** START DATASET CONTENT **
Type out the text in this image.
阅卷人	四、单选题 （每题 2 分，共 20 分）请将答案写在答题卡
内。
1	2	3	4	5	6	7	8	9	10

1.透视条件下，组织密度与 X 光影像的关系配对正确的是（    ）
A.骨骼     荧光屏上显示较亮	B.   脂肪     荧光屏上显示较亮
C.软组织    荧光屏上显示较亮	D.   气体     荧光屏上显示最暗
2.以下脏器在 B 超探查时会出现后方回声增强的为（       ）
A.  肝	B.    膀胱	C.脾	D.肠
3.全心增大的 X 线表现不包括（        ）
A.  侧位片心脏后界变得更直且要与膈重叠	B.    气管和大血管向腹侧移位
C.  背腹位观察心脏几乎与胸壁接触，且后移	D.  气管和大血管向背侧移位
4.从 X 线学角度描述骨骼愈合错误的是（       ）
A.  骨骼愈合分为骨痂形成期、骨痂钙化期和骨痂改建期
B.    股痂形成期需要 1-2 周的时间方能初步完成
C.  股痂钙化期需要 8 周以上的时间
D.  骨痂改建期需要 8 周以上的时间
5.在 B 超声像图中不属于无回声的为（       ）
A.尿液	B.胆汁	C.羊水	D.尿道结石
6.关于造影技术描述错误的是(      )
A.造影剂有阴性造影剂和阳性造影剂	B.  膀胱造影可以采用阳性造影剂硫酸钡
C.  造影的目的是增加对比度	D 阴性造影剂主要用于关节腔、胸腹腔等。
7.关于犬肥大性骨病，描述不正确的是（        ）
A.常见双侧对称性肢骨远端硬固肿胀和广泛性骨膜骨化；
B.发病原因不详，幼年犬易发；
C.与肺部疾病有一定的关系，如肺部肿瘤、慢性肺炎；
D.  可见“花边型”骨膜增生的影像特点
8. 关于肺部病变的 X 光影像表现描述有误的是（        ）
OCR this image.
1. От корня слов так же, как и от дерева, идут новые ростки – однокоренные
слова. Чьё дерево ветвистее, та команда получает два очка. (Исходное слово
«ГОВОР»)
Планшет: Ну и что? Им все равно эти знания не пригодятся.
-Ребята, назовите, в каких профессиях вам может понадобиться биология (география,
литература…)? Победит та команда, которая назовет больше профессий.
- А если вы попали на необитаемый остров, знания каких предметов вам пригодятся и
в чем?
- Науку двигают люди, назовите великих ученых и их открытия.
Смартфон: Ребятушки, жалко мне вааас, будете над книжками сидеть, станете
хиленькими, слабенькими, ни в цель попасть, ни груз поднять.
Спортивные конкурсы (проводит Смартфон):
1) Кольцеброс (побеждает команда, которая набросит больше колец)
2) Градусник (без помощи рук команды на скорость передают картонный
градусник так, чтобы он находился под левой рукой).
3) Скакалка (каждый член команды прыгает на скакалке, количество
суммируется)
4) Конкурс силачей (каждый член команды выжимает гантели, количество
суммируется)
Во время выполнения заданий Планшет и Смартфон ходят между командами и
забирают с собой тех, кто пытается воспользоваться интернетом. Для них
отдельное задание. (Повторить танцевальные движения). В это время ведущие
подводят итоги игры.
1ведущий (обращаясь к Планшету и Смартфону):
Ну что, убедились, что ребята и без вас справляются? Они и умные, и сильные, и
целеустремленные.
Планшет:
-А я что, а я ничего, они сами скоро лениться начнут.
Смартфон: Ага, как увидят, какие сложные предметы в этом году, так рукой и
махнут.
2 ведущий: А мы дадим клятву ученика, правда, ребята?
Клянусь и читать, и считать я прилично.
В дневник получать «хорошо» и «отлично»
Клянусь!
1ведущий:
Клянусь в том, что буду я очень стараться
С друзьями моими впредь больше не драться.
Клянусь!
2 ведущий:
** END DATASET CONTENT **
INSTRUCTIONS TO FOLLOW:
Using the listing, collect all lines in which the string "время" is found.

WRITTEN ANSWER:
Во время выполнения заданий Планшет и Смартфон ходят между командами и
отдельное задание. (Повторить танцевальные движения). В это время ведущие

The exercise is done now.